Data items:
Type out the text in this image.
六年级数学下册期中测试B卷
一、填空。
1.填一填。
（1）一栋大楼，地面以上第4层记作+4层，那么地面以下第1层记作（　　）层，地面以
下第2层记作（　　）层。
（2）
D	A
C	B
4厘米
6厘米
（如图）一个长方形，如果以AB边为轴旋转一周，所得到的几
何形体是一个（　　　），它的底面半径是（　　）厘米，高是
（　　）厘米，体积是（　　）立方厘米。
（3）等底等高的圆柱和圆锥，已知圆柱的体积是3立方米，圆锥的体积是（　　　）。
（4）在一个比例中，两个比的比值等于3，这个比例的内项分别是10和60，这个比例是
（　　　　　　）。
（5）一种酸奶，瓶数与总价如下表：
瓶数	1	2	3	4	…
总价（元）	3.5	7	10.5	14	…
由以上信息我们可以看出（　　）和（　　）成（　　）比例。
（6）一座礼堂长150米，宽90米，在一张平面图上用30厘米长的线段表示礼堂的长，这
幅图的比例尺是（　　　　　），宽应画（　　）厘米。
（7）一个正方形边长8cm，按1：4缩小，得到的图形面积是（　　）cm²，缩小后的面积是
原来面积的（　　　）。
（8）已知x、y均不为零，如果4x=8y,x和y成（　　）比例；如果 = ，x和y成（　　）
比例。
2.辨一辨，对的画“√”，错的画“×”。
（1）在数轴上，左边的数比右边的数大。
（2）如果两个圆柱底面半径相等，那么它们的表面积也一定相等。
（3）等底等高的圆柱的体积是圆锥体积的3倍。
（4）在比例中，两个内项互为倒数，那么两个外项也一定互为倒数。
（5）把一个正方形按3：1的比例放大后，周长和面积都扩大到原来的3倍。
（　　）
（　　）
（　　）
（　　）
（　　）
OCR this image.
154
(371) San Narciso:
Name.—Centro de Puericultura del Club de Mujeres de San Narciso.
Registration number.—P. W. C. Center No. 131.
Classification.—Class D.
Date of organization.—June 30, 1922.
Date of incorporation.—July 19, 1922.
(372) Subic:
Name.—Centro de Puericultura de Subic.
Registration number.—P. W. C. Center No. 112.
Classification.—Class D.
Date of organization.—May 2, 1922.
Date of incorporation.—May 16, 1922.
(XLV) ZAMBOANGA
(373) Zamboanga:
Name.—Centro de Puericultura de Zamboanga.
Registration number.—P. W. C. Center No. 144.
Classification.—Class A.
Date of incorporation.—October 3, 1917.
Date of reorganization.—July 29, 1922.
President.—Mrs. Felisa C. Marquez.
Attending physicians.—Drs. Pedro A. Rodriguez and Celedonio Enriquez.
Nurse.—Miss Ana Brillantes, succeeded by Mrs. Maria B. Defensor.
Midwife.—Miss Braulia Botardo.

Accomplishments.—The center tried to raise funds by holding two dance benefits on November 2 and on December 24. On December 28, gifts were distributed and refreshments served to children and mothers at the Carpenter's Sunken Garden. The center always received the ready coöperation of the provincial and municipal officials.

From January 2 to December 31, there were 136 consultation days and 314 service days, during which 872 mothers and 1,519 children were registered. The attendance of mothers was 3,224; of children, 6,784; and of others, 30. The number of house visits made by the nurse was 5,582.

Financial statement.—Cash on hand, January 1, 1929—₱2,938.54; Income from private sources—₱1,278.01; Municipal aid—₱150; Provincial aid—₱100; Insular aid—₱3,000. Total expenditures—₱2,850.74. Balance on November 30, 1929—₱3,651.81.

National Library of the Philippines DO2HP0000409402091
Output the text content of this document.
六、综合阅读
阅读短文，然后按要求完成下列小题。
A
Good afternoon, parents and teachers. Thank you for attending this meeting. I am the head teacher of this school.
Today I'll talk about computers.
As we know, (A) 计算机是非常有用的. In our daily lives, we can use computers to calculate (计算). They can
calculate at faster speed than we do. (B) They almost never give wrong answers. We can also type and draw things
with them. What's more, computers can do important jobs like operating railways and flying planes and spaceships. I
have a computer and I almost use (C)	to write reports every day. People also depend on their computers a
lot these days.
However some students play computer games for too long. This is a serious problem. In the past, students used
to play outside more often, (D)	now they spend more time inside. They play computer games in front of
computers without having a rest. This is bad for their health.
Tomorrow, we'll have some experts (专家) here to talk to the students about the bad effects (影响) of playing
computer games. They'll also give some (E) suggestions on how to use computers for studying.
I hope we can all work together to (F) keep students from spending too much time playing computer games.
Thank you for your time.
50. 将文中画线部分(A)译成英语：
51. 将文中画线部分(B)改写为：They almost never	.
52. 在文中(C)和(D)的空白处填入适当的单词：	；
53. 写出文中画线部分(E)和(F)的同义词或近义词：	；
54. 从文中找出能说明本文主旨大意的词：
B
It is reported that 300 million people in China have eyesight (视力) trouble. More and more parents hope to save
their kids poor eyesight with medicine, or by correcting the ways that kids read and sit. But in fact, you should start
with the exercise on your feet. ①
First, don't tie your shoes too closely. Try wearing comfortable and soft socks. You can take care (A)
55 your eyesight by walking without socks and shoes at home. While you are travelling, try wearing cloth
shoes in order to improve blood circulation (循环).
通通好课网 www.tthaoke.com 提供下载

__WHAT TO PRODUCE__. Scan the records above, count the lines with "hope" in them, and give only the number.

__EXPECTED OUTPUT__. 2